Exercise instructions: Lines containing the string "Contains" are to be collected in full.
[Begin Provided data]
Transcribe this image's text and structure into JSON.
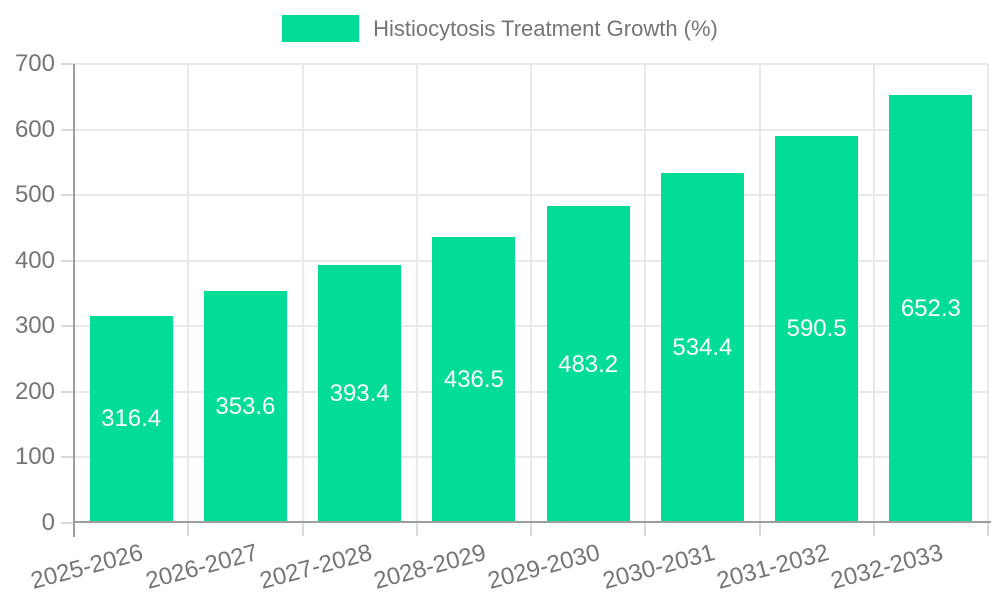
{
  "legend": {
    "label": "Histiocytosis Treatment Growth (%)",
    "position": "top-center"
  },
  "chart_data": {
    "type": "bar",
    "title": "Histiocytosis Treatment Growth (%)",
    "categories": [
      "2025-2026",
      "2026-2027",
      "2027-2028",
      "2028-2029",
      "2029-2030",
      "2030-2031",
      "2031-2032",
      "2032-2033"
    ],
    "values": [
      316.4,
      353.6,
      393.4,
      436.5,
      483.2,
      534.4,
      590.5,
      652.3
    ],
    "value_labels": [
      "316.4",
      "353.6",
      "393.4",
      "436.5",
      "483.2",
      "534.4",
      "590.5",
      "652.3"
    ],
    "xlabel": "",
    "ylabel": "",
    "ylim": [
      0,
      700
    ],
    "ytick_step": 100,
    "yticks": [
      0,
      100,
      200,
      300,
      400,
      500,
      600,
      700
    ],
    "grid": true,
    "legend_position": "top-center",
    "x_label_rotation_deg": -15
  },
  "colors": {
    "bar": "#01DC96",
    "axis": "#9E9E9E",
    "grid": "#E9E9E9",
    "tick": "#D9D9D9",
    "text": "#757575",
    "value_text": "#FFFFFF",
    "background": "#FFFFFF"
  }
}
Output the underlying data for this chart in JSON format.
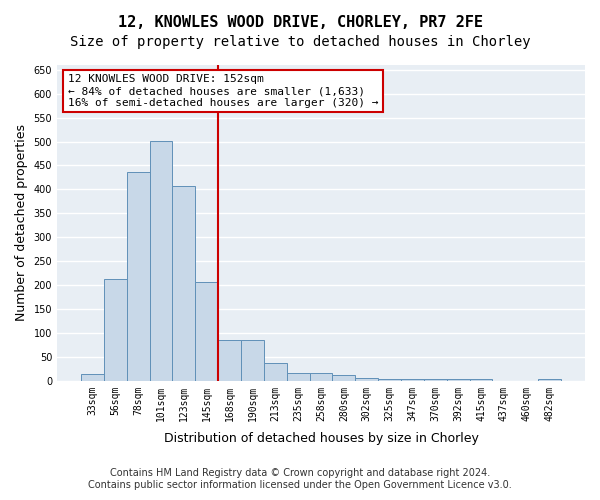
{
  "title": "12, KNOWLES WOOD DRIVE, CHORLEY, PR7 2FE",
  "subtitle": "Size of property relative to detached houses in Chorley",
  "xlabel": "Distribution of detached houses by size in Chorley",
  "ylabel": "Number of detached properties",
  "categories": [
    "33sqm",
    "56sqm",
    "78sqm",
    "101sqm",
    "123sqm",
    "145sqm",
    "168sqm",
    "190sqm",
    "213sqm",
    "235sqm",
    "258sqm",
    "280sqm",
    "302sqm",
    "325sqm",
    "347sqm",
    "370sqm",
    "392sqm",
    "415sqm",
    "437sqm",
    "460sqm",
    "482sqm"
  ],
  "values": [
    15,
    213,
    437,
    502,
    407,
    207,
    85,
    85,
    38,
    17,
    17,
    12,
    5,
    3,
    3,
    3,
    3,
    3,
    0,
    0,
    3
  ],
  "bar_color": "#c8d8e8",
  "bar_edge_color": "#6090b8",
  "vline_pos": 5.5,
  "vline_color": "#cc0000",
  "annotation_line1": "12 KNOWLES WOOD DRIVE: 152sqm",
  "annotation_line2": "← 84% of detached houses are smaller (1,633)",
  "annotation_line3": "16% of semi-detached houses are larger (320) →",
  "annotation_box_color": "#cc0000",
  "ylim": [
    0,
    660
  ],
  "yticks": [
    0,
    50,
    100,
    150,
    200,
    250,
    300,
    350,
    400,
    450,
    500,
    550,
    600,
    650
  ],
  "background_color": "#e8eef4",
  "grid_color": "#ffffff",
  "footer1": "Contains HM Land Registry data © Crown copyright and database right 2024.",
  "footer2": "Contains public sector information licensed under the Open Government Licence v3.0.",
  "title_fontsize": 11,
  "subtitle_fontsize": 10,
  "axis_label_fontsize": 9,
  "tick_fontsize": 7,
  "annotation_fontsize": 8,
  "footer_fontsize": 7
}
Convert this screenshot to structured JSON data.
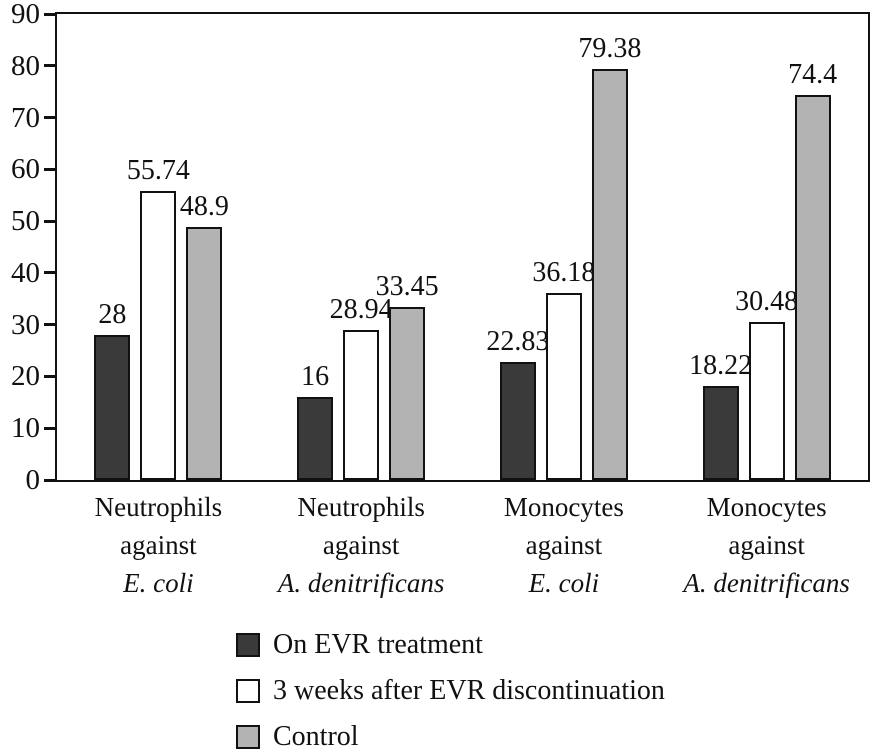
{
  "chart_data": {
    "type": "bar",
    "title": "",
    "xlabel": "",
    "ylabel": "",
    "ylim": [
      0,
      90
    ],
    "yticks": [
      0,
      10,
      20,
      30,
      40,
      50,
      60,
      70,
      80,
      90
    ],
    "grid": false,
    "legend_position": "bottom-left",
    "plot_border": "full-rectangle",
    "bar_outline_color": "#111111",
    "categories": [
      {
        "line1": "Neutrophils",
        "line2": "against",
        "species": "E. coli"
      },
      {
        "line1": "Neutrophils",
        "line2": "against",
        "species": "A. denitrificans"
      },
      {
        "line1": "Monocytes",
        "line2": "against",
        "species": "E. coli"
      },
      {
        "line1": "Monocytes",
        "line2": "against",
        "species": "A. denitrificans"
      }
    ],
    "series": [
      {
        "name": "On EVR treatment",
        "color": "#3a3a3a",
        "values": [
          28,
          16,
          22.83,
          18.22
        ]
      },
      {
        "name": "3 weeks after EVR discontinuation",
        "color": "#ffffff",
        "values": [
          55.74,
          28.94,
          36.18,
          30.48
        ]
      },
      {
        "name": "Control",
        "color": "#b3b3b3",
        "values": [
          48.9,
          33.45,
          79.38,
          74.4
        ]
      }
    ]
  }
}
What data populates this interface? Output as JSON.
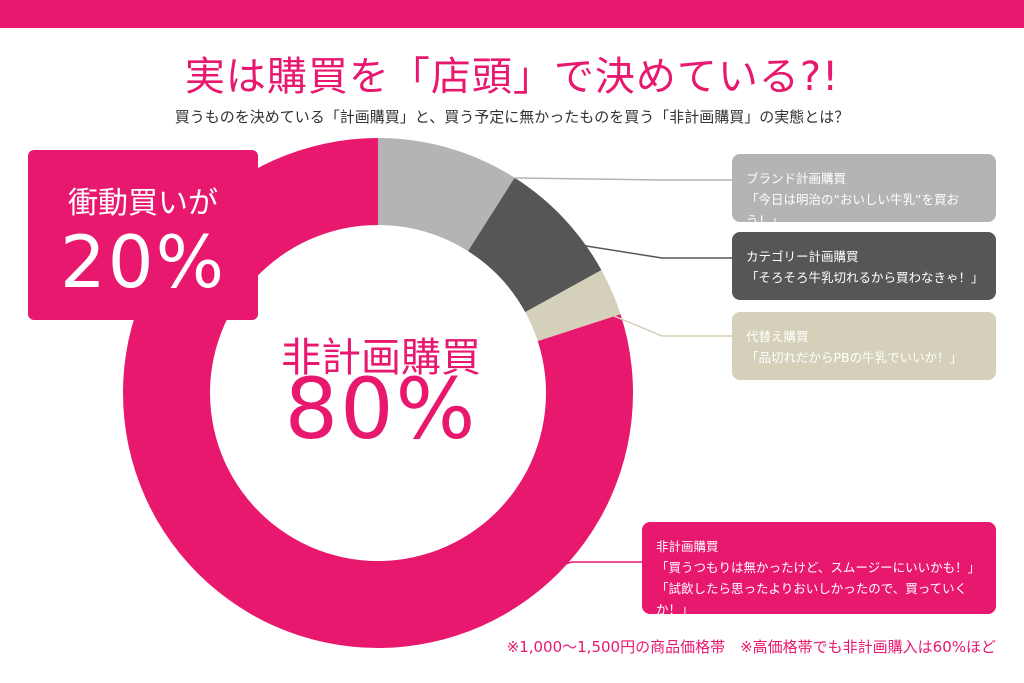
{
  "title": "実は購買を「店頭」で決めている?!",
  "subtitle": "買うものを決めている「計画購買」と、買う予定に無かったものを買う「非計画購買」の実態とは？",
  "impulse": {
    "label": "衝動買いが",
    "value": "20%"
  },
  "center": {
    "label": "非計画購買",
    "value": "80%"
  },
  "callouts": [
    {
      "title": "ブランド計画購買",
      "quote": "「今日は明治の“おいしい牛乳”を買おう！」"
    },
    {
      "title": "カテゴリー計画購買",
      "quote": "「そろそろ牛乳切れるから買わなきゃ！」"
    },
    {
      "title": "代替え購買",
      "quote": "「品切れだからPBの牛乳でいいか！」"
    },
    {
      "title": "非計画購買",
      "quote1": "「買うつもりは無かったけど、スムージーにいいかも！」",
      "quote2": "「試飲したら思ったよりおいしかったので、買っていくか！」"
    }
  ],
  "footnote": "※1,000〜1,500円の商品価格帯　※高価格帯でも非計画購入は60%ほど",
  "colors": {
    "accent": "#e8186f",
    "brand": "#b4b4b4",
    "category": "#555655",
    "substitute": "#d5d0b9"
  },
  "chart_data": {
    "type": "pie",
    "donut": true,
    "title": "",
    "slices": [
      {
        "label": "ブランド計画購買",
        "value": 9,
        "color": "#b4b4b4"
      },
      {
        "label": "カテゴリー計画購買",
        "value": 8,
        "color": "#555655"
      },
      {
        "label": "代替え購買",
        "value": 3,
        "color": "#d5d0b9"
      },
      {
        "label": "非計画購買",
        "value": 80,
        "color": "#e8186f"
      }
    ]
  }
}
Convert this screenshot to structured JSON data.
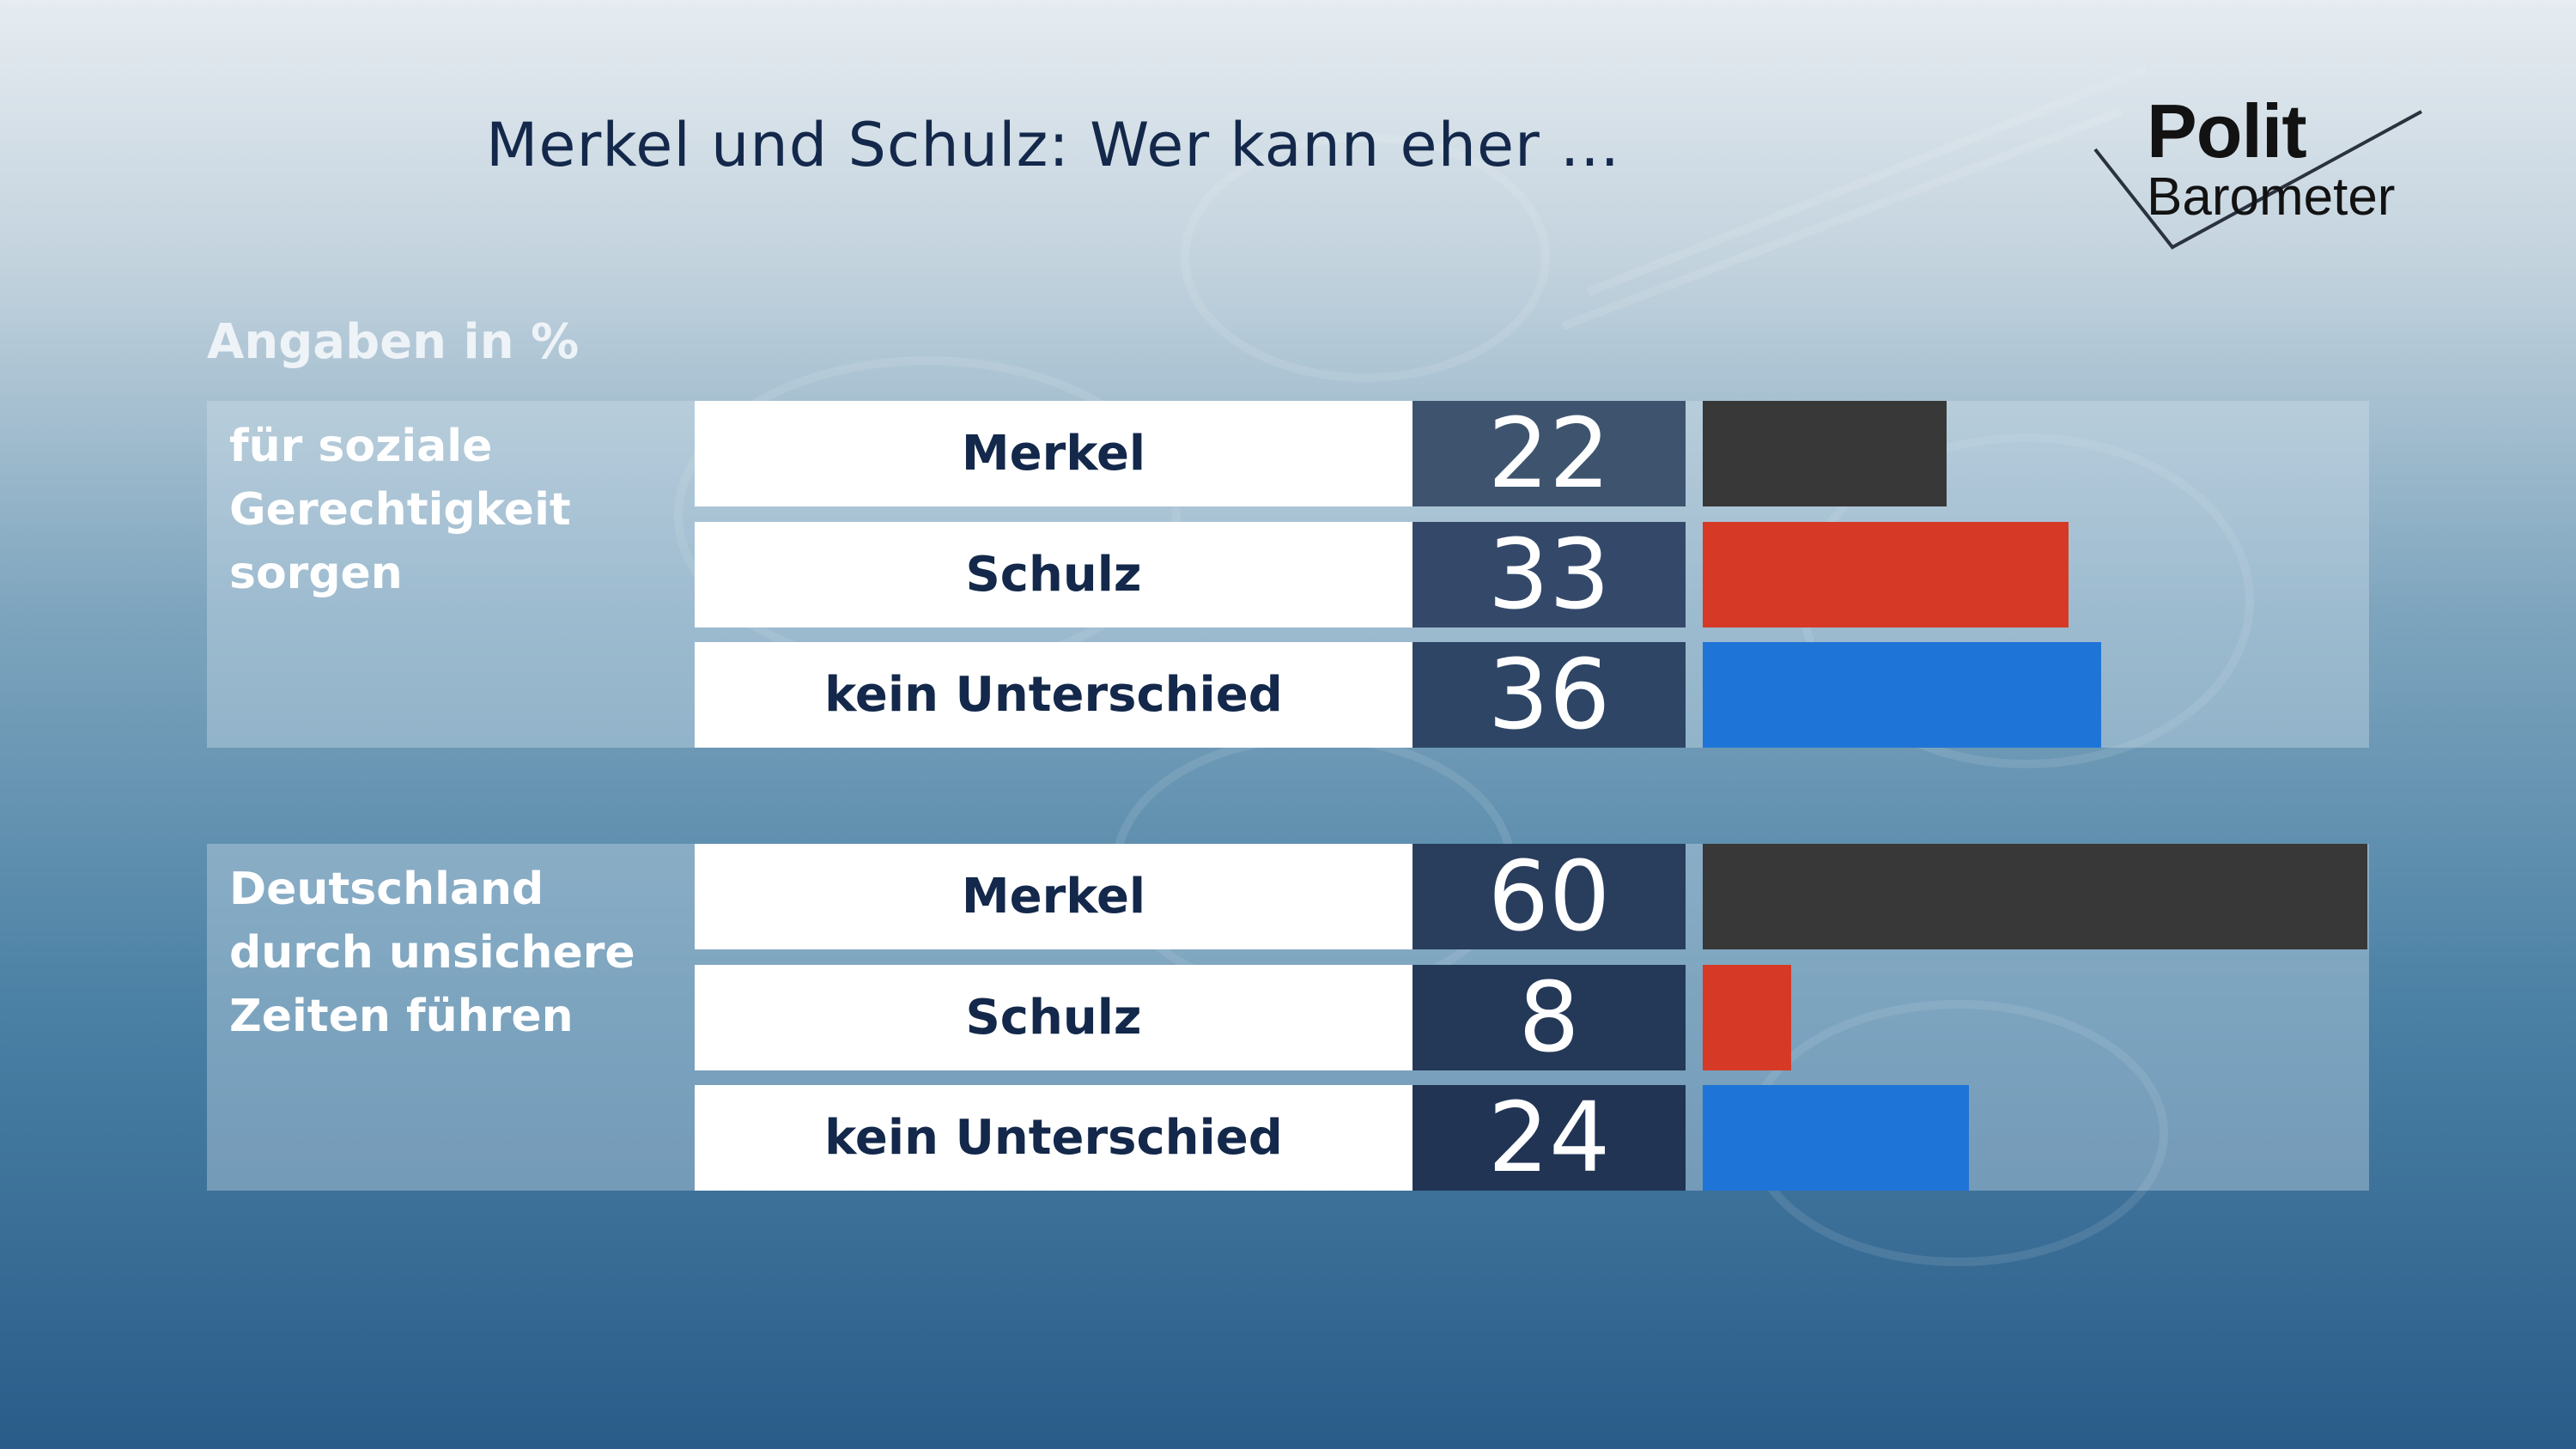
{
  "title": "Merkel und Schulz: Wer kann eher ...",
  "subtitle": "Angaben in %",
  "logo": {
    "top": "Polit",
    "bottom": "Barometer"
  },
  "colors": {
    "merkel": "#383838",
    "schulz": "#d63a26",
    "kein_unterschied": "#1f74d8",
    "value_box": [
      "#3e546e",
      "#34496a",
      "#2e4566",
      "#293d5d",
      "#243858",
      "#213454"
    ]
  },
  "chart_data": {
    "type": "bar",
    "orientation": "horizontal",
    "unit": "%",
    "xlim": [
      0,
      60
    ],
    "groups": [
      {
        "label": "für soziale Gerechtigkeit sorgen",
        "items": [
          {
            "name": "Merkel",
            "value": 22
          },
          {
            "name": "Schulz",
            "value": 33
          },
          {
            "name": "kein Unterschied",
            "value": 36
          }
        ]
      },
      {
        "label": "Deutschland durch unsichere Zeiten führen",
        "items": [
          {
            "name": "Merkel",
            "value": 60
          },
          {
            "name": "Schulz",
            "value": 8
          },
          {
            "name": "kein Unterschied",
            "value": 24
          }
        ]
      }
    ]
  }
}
[End Provided data]
Worked solution:
  "footer1": "Contains HM Land Registry data © Crown copyright and database right 2024.",
  "footer2": "Contains public sector information licensed under the Open Government Licence v3.0.",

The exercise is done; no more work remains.